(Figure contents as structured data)
## start

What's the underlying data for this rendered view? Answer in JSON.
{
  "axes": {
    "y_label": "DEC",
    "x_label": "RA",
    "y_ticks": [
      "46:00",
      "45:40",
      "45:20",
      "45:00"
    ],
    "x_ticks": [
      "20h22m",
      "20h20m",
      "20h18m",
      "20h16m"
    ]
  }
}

## end

Reproduce each entry above exactly, keeping every word.

RESULT FOR THIS TASK |
What's the underlying data for this rendered view? Answer in JSON.
{
  "axes": {
    "y_label": "DEC",
    "x_label": "RA",
    "y_ticks": [
      "46:00",
      "45:40",
      "45:20",
      "45:00"
    ],
    "x_ticks": [
      "20h22m",
      "20h20m",
      "20h18m",
      "20h16m"
    ]
  }
}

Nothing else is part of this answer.